■ Given exercise
Looking at the listing beneath, work out how many lines hold "Before" and report only that figure.

** BEGIN Data for processing **

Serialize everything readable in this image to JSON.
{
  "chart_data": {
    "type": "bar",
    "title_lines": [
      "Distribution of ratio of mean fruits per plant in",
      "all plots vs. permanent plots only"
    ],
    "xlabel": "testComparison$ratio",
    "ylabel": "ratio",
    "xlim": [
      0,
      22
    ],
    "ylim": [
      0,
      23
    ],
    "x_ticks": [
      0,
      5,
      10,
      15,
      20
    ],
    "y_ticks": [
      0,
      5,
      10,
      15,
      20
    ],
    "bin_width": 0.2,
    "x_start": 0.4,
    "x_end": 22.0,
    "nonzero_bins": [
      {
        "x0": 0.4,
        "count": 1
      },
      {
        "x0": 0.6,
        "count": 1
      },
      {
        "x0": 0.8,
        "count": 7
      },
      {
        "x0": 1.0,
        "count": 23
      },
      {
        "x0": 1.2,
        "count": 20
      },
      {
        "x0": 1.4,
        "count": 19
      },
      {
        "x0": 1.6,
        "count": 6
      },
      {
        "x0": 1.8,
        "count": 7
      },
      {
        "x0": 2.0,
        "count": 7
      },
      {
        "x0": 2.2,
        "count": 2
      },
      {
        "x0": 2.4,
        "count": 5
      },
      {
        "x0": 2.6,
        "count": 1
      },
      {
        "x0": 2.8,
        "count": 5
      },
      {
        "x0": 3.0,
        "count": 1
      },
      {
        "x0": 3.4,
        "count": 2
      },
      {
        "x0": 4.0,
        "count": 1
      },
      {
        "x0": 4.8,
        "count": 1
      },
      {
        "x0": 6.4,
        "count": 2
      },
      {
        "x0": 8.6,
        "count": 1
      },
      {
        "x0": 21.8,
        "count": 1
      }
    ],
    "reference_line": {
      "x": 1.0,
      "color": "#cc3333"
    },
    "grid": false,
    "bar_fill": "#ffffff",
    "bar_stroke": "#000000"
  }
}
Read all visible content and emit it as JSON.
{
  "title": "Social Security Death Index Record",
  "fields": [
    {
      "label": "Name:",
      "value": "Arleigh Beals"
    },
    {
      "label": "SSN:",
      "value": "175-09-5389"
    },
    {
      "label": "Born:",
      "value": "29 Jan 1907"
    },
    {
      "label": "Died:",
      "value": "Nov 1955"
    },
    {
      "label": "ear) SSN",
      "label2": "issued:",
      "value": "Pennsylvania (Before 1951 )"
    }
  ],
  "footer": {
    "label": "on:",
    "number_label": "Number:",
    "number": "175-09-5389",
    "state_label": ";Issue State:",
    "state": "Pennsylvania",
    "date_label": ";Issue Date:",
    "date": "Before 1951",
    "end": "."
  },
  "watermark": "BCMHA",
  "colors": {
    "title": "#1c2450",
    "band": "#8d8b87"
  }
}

** END Data for processing **
** BEGIN Data for processing **

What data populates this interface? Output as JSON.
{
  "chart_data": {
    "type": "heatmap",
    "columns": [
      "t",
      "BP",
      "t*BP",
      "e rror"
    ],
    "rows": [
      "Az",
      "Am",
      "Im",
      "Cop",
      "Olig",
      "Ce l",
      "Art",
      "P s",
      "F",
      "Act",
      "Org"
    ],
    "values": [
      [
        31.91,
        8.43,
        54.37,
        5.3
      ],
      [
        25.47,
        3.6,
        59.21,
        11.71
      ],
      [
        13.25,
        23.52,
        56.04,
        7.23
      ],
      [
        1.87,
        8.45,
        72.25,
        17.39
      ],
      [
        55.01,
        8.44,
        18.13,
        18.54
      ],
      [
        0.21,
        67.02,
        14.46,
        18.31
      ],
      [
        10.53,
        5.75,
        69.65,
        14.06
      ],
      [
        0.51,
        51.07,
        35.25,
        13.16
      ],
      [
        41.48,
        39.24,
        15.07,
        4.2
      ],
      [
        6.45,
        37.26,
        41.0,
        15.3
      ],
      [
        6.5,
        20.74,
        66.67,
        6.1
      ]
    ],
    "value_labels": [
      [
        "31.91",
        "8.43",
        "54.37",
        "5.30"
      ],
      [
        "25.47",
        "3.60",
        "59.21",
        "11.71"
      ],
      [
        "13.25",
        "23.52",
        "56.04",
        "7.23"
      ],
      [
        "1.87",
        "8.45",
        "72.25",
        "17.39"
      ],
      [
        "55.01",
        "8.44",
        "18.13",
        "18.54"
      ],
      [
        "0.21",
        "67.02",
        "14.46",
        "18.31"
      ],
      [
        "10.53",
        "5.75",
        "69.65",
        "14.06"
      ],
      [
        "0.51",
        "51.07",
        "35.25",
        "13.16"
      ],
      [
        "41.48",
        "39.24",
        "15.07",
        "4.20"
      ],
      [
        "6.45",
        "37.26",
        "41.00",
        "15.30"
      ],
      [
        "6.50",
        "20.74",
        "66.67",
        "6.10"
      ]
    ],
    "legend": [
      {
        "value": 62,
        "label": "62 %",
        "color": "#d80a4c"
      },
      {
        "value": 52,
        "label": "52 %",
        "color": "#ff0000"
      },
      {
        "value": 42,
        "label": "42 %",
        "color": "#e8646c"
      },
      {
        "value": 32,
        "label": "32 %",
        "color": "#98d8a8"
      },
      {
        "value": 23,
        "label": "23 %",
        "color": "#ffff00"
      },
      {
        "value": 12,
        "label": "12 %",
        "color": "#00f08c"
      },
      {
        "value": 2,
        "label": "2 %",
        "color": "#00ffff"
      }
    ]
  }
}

** END Data for processing **

■ In response
2